» Exercise directions:
Copy everything in the data below exactly except the pictures.

» Given data:
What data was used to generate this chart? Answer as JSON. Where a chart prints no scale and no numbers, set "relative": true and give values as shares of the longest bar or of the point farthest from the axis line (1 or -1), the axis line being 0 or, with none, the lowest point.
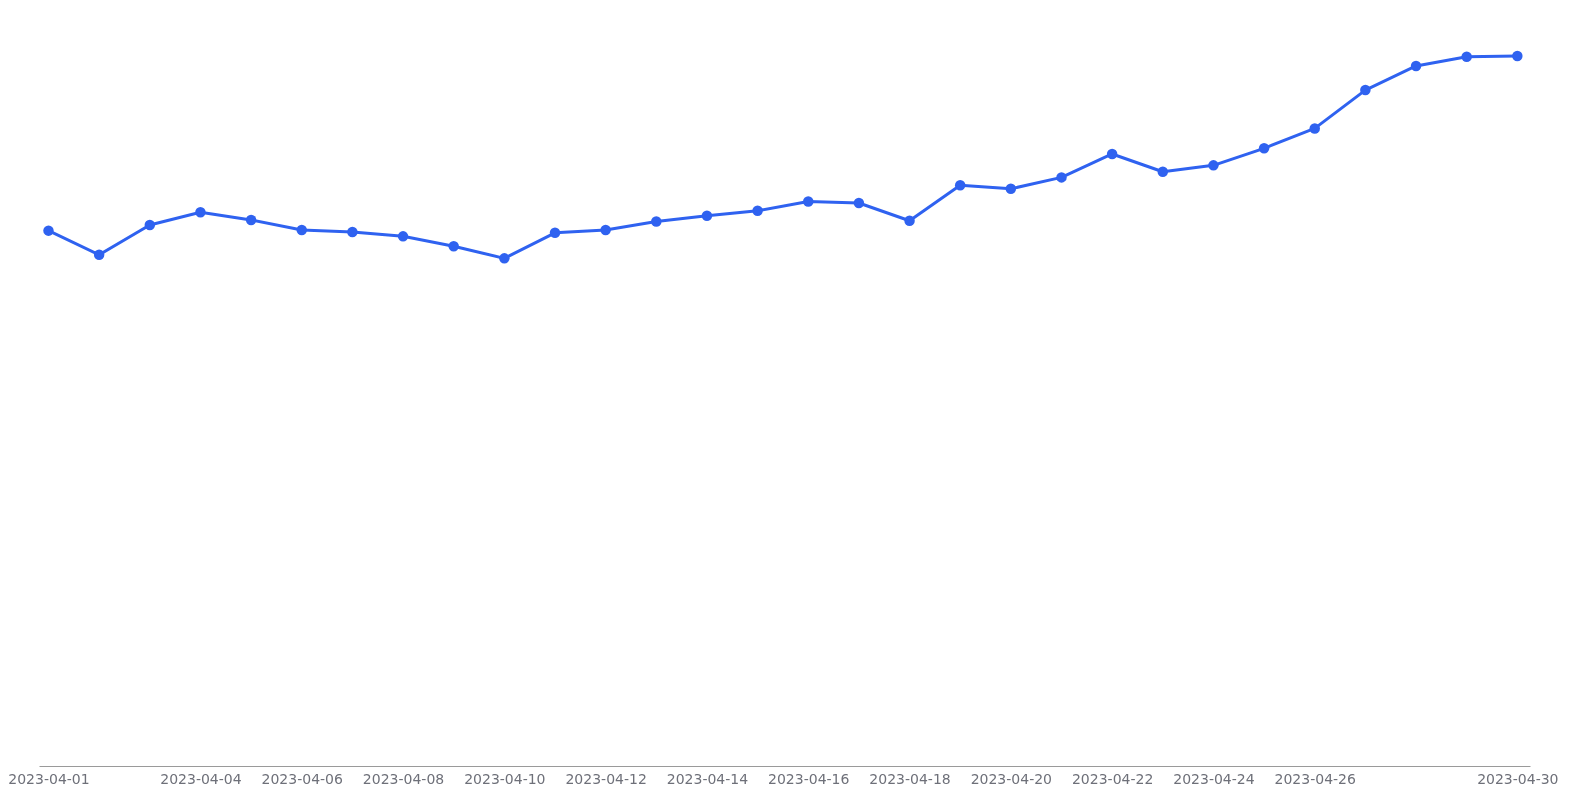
{
  "chart_data": {
    "type": "line",
    "relative": true,
    "marker": "circle",
    "line_style": "solid",
    "grid": false,
    "legend": false,
    "x": [
      "2023-04-01",
      "2023-04-02",
      "2023-04-03",
      "2023-04-04",
      "2023-04-05",
      "2023-04-06",
      "2023-04-07",
      "2023-04-08",
      "2023-04-09",
      "2023-04-10",
      "2023-04-11",
      "2023-04-12",
      "2023-04-13",
      "2023-04-14",
      "2023-04-15",
      "2023-04-16",
      "2023-04-17",
      "2023-04-18",
      "2023-04-19",
      "2023-04-20",
      "2023-04-21",
      "2023-04-22",
      "2023-04-23",
      "2023-04-24",
      "2023-04-25",
      "2023-04-26",
      "2023-04-27",
      "2023-04-28",
      "2023-04-29",
      "2023-04-30"
    ],
    "xlim": [
      "2023-03-31T19:30",
      "2023-04-30T06:00"
    ],
    "xticks": [
      "2023-04-01",
      "2023-04-04",
      "2023-04-06",
      "2023-04-08",
      "2023-04-10",
      "2023-04-12",
      "2023-04-14",
      "2023-04-16",
      "2023-04-18",
      "2023-04-20",
      "2023-04-22",
      "2023-04-24",
      "2023-04-26",
      "2023-04-30"
    ],
    "series": [
      {
        "color": "#2f62f0",
        "values": [
          0.754,
          0.72,
          0.762,
          0.78,
          0.769,
          0.755,
          0.752,
          0.746,
          0.732,
          0.715,
          0.751,
          0.755,
          0.767,
          0.775,
          0.782,
          0.795,
          0.793,
          0.768,
          0.818,
          0.813,
          0.829,
          0.862,
          0.837,
          0.846,
          0.87,
          0.898,
          0.952,
          0.986,
          0.999,
          1.0
        ]
      }
    ]
  }
}
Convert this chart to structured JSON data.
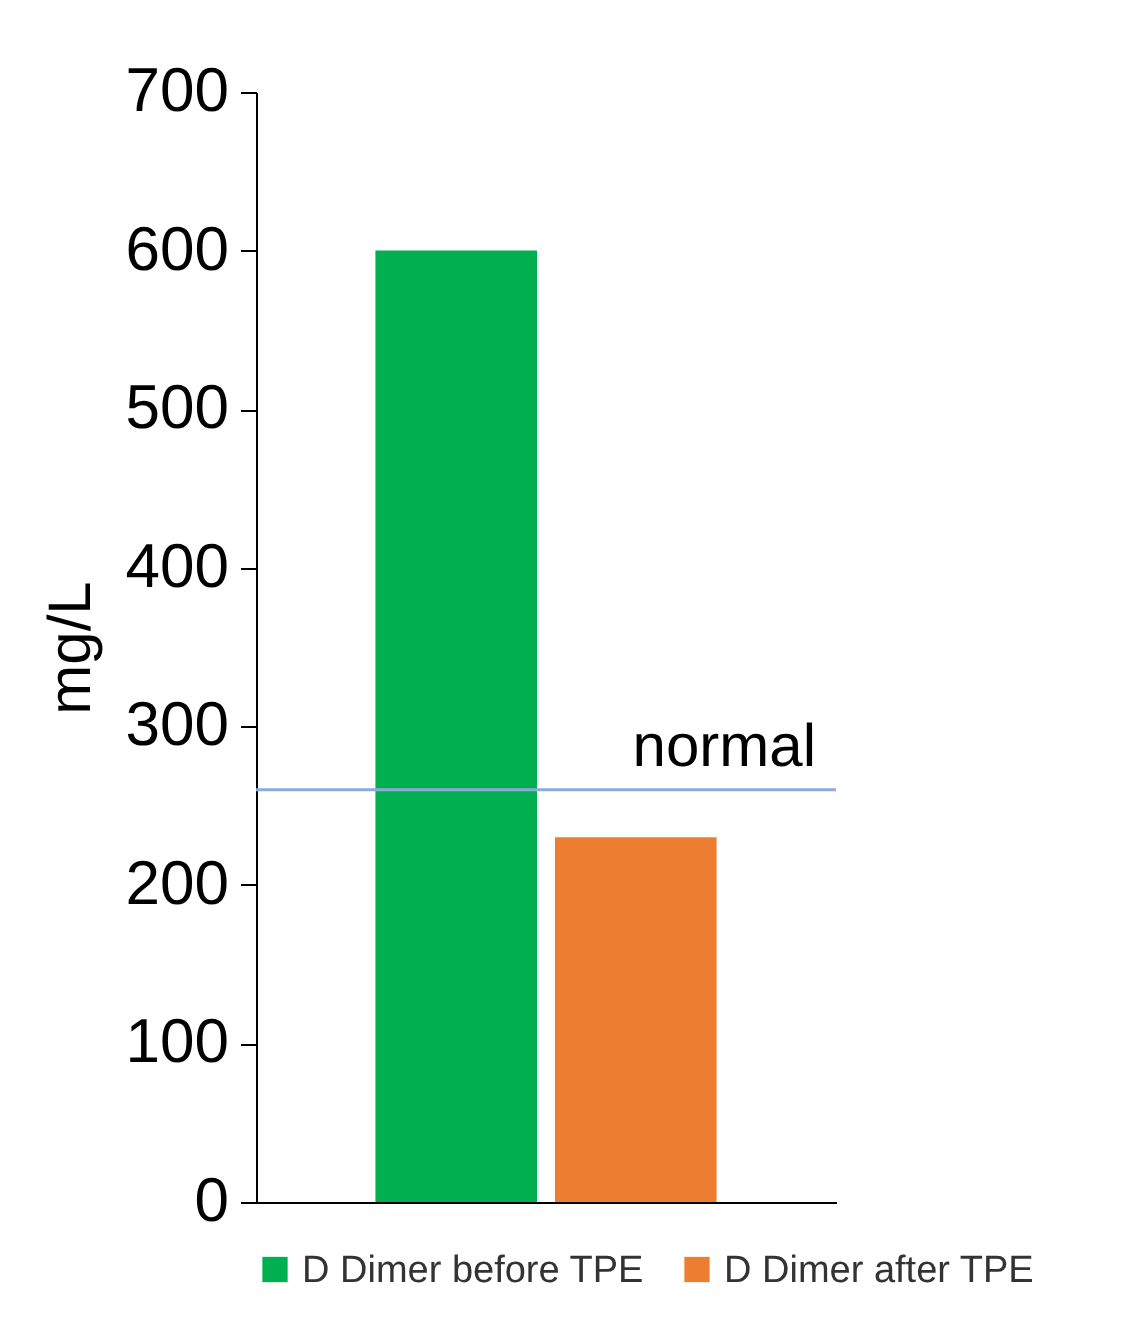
{
  "chart_data": {
    "type": "bar",
    "ylabel": "mg/L",
    "categories": [
      null
    ],
    "series": [
      {
        "name": "D Dimer before TPE",
        "color": "#00b050",
        "values": [
          600
        ]
      },
      {
        "name": "D Dimer after TPE",
        "color": "#ed7d31",
        "values": [
          230
        ]
      }
    ],
    "ylim": [
      0,
      700
    ],
    "yticks": [
      0,
      100,
      200,
      300,
      400,
      500,
      600,
      700
    ],
    "grid": false,
    "legend": "bottom",
    "ref_lines": [
      {
        "axis": "y",
        "value": 260,
        "label": "normal",
        "color": "#8eaadb"
      }
    ]
  }
}
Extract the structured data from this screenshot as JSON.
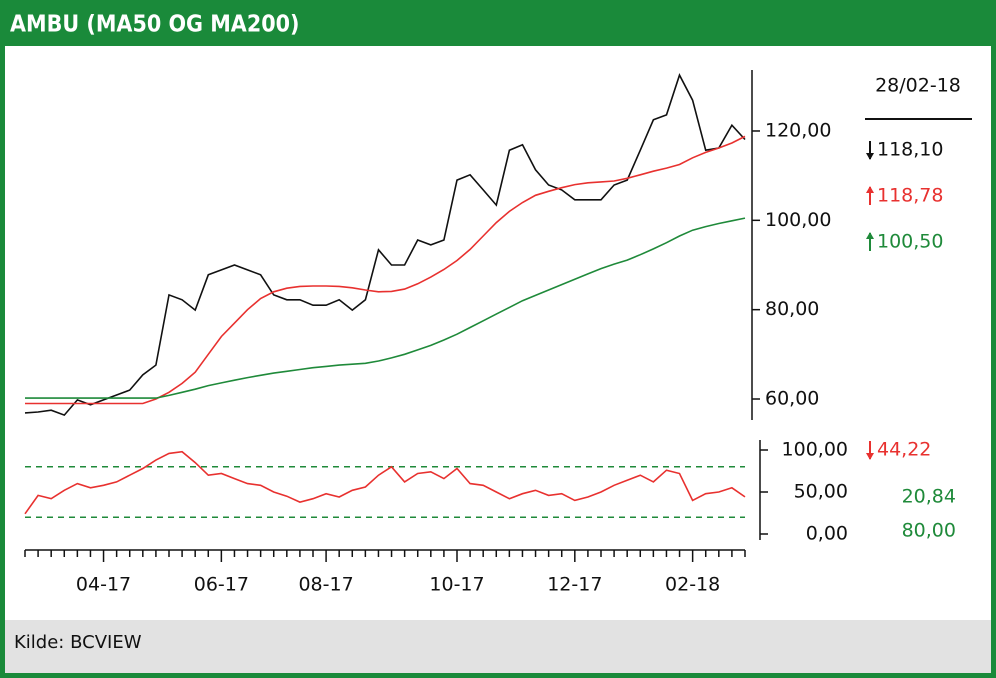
{
  "title": "AMBU (MA50 OG MA200)",
  "source": "Kilde: BCVIEW",
  "chart_data": [
    {
      "type": "line",
      "date_label": "28/02-18",
      "ylim": [
        55.3,
        134.1
      ],
      "yticks": [
        {
          "value": 60,
          "label": "60,00"
        },
        {
          "value": 80,
          "label": "80,00"
        },
        {
          "value": 100,
          "label": "100,00"
        },
        {
          "value": 120,
          "label": "120,00"
        }
      ],
      "series": [
        {
          "color": "#111111",
          "last_label": "118,10",
          "values": [
            56.9,
            57.1,
            57.5,
            56.4,
            59.8,
            58.7,
            59.8,
            60.9,
            62.0,
            65.4,
            67.6,
            83.3,
            82.2,
            79.9,
            87.8,
            88.9,
            90.0,
            88.9,
            87.8,
            83.3,
            82.2,
            82.2,
            81.0,
            81.0,
            82.2,
            79.9,
            82.2,
            93.4,
            90.0,
            90.0,
            95.6,
            94.5,
            95.6,
            109.0,
            110.2,
            106.8,
            103.4,
            115.7,
            116.9,
            111.3,
            107.9,
            106.8,
            104.6,
            104.6,
            104.6,
            107.9,
            109.0,
            115.7,
            122.5,
            123.6,
            132.5,
            126.9,
            115.7,
            116.2,
            121.3,
            118.1
          ]
        },
        {
          "color": "#e8312f",
          "last_label": "118,78",
          "values": [
            59.0,
            59.0,
            59.0,
            59.0,
            59.0,
            59.0,
            59.0,
            59.0,
            59.0,
            59.0,
            60.0,
            61.5,
            63.5,
            66,
            70,
            74,
            77,
            80,
            82.5,
            84,
            84.8,
            85.2,
            85.3,
            85.3,
            85.2,
            84.9,
            84.4,
            84,
            84.1,
            84.6,
            85.8,
            87.3,
            89,
            91,
            93.5,
            96.5,
            99.5,
            102,
            104,
            105.6,
            106.5,
            107.3,
            108,
            108.4,
            108.6,
            108.8,
            109.4,
            110.2,
            111,
            111.7,
            112.5,
            114,
            115.2,
            116.2,
            117.3,
            118.78
          ]
        },
        {
          "color": "#1f8a3a",
          "last_label": "100,50",
          "values": [
            60.2,
            60.2,
            60.2,
            60.2,
            60.2,
            60.2,
            60.2,
            60.2,
            60.2,
            60.2,
            60.2,
            60.8,
            61.5,
            62.2,
            63,
            63.6,
            64.2,
            64.8,
            65.3,
            65.8,
            66.2,
            66.6,
            67,
            67.3,
            67.6,
            67.8,
            68,
            68.5,
            69.2,
            70,
            71,
            72,
            73.2,
            74.5,
            76,
            77.5,
            79,
            80.5,
            82,
            83.2,
            84.4,
            85.6,
            86.8,
            88,
            89.2,
            90.2,
            91.1,
            92.3,
            93.6,
            95,
            96.5,
            97.8,
            98.6,
            99.3,
            99.9,
            100.5
          ]
        }
      ]
    },
    {
      "type": "line",
      "categories": [
        null,
        null,
        null,
        null,
        null,
        null,
        "04-17",
        null,
        null,
        null,
        null,
        null,
        null,
        null,
        null,
        "06-17",
        null,
        null,
        null,
        null,
        null,
        null,
        null,
        "08-17",
        null,
        null,
        null,
        null,
        null,
        null,
        null,
        null,
        null,
        "10-17",
        null,
        null,
        null,
        null,
        null,
        null,
        null,
        null,
        "12-17",
        null,
        null,
        null,
        null,
        null,
        null,
        null,
        null,
        "02-18",
        null,
        null,
        null,
        null
      ],
      "ylim": [
        0,
        100
      ],
      "yticks": [
        {
          "value": 0,
          "label": "0,00"
        },
        {
          "value": 50,
          "label": "50,00"
        },
        {
          "value": 100,
          "label": "100,00"
        }
      ],
      "reference_lines": [
        80,
        20
      ],
      "reference_color": "#1f8a3a",
      "side_labels": [
        "20,84",
        "80,00"
      ],
      "series": [
        {
          "color": "#e8312f",
          "last_label": "44,22",
          "values": [
            24,
            46,
            42,
            52,
            60,
            55,
            58,
            62,
            70,
            78,
            88,
            96,
            98,
            85,
            70,
            72,
            66,
            60,
            58,
            50,
            45,
            38,
            42,
            48,
            44,
            52,
            56,
            70,
            80,
            62,
            72,
            74,
            66,
            78,
            60,
            58,
            50,
            42,
            48,
            52,
            46,
            48,
            40,
            44,
            50,
            58,
            64,
            70,
            62,
            76,
            72,
            40,
            48,
            50,
            55,
            44.22
          ]
        }
      ]
    }
  ]
}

» Answer for this exercise:
What data was used to generate this chart? Answer as JSON. Where a chart prints no scale and no numbers, set "relative": true and give values as shares of the longest bar or of the point farthest from the axis line (1 or -1), the axis line being 0 or, with none, the lowest point.
{
  "chart_data": {
    "type": "line",
    "relative": true,
    "marker": "circle",
    "line_style": "solid",
    "grid": false,
    "legend": false,
    "x": [
      "2023-04-01",
      "2023-04-02",
      "2023-04-03",
      "2023-04-04",
      "2023-04-05",
      "2023-04-06",
      "2023-04-07",
      "2023-04-08",
      "2023-04-09",
      "2023-04-10",
      "2023-04-11",
      "2023-04-12",
      "2023-04-13",
      "2023-04-14",
      "2023-04-15",
      "2023-04-16",
      "2023-04-17",
      "2023-04-18",
      "2023-04-19",
      "2023-04-20",
      "2023-04-21",
      "2023-04-22",
      "2023-04-23",
      "2023-04-24",
      "2023-04-25",
      "2023-04-26",
      "2023-04-27",
      "2023-04-28",
      "2023-04-29",
      "2023-04-30"
    ],
    "xlim": [
      "2023-03-31T19:30",
      "2023-04-30T06:00"
    ],
    "xticks": [
      "2023-04-01",
      "2023-04-04",
      "2023-04-06",
      "2023-04-08",
      "2023-04-10",
      "2023-04-12",
      "2023-04-14",
      "2023-04-16",
      "2023-04-18",
      "2023-04-20",
      "2023-04-22",
      "2023-04-24",
      "2023-04-26",
      "2023-04-30"
    ],
    "series": [
      {
        "color": "#2f62f0",
        "values": [
          0.754,
          0.72,
          0.762,
          0.78,
          0.769,
          0.755,
          0.752,
          0.746,
          0.732,
          0.715,
          0.751,
          0.755,
          0.767,
          0.775,
          0.782,
          0.795,
          0.793,
          0.768,
          0.818,
          0.813,
          0.829,
          0.862,
          0.837,
          0.846,
          0.87,
          0.898,
          0.952,
          0.986,
          0.999,
          1.0
        ]
      }
    ]
  }
}
Convert this chart to structured JSON data.
{
  "chart_data": {
    "type": "bar",
    "ylabel": "mg/L",
    "categories": [
      null
    ],
    "series": [
      {
        "name": "D Dimer before TPE",
        "color": "#00b050",
        "values": [
          600
        ]
      },
      {
        "name": "D Dimer after TPE",
        "color": "#ed7d31",
        "values": [
          230
        ]
      }
    ],
    "ylim": [
      0,
      700
    ],
    "yticks": [
      0,
      100,
      200,
      300,
      400,
      500,
      600,
      700
    ],
    "grid": false,
    "legend": "bottom",
    "ref_lines": [
      {
        "axis": "y",
        "value": 260,
        "label": "normal",
        "color": "#8eaadb"
      }
    ]
  }
}
Extract the structured data from this screenshot as JSON.
{
  "title": "AMBU (MA50 OG MA200)",
  "source": "Kilde: BCVIEW",
  "chart_data": [
    {
      "type": "line",
      "date_label": "28/02-18",
      "ylim": [
        55.3,
        134.1
      ],
      "yticks": [
        {
          "value": 60,
          "label": "60,00"
        },
        {
          "value": 80,
          "label": "80,00"
        },
        {
          "value": 100,
          "label": "100,00"
        },
        {
          "value": 120,
          "label": "120,00"
        }
      ],
      "series": [
        {
          "color": "#111111",
          "last_label": "118,10",
          "values": [
            56.9,
            57.1,
            57.5,
            56.4,
            59.8,
            58.7,
            59.8,
            60.9,
            62.0,
            65.4,
            67.6,
            83.3,
            82.2,
            79.9,
            87.8,
            88.9,
            90.0,
            88.9,
            87.8,
            83.3,
            82.2,
            82.2,
            81.0,
            81.0,
            82.2,
            79.9,
            82.2,
            93.4,
            90.0,
            90.0,
            95.6,
            94.5,
            95.6,
            109.0,
            110.2,
            106.8,
            103.4,
            115.7,
            116.9,
            111.3,
            107.9,
            106.8,
            104.6,
            104.6,
            104.6,
            107.9,
            109.0,
            115.7,
            122.5,
            123.6,
            132.5,
            126.9,
            115.7,
            116.2,
            121.3,
            118.1
          ]
        },
        {
          "color": "#e8312f",
          "last_label": "118,78",
          "values": [
            59.0,
            59.0,
            59.0,
            59.0,
            59.0,
            59.0,
            59.0,
            59.0,
            59.0,
            59.0,
            60.0,
            61.5,
            63.5,
            66,
            70,
            74,
            77,
            80,
            82.5,
            84,
            84.8,
            85.2,
            85.3,
            85.3,
            85.2,
            84.9,
            84.4,
            84,
            84.1,
            84.6,
            85.8,
            87.3,
            89,
            91,
            93.5,
            96.5,
            99.5,
            102,
            104,
            105.6,
            106.5,
            107.3,
            108,
            108.4,
            108.6,
            108.8,
            109.4,
            110.2,
            111,
            111.7,
            112.5,
            114,
            115.2,
            116.2,
            117.3,
            118.78
          ]
        },
        {
          "color": "#1f8a3a",
          "last_label": "100,50",
          "values": [
            60.2,
            60.2,
            60.2,
            60.2,
            60.2,
            60.2,
            60.2,
            60.2,
            60.2,
            60.2,
            60.2,
            60.8,
            61.5,
            62.2,
            63,
            63.6,
            64.2,
            64.8,
            65.3,
            65.8,
            66.2,
            66.6,
            67,
            67.3,
            67.6,
            67.8,
            68,
            68.5,
            69.2,
            70,
            71,
            72,
            73.2,
            74.5,
            76,
            77.5,
            79,
            80.5,
            82,
            83.2,
            84.4,
            85.6,
            86.8,
            88,
            89.2,
            90.2,
            91.1,
            92.3,
            93.6,
            95,
            96.5,
            97.8,
            98.6,
            99.3,
            99.9,
            100.5
          ]
        }
      ]
    },
    {
      "type": "line",
      "categories": [
        null,
        null,
        null,
        null,
        null,
        null,
        "04-17",
        null,
        null,
        null,
        null,
        null,
        null,
        null,
        null,
        "06-17",
        null,
        null,
        null,
        null,
        null,
        null,
        null,
        "08-17",
        null,
        null,
        null,
        null,
        null,
        null,
        null,
        null,
        null,
        "10-17",
        null,
        null,
        null,
        null,
        null,
        null,
        null,
        null,
        "12-17",
        null,
        null,
        null,
        null,
        null,
        null,
        null,
        null,
        "02-18",
        null,
        null,
        null,
        null
      ],
      "ylim": [
        0,
        100
      ],
      "yticks": [
        {
          "value": 0,
          "label": "0,00"
        },
        {
          "value": 50,
          "label": "50,00"
        },
        {
          "value": 100,
          "label": "100,00"
        }
      ],
      "reference_lines": [
        80,
        20
      ],
      "reference_color": "#1f8a3a",
      "side_labels": [
        "20,84",
        "80,00"
      ],
      "series": [
        {
          "color": "#e8312f",
          "last_label": "44,22",
          "values": [
            24,
            46,
            42,
            52,
            60,
            55,
            58,
            62,
            70,
            78,
            88,
            96,
            98,
            85,
            70,
            72,
            66,
            60,
            58,
            50,
            45,
            38,
            42,
            48,
            44,
            52,
            56,
            70,
            80,
            62,
            72,
            74,
            66,
            78,
            60,
            58,
            50,
            42,
            48,
            52,
            46,
            48,
            40,
            44,
            50,
            58,
            64,
            70,
            62,
            76,
            72,
            40,
            48,
            50,
            55,
            44.22
          ]
        }
      ]
    }
  ]
}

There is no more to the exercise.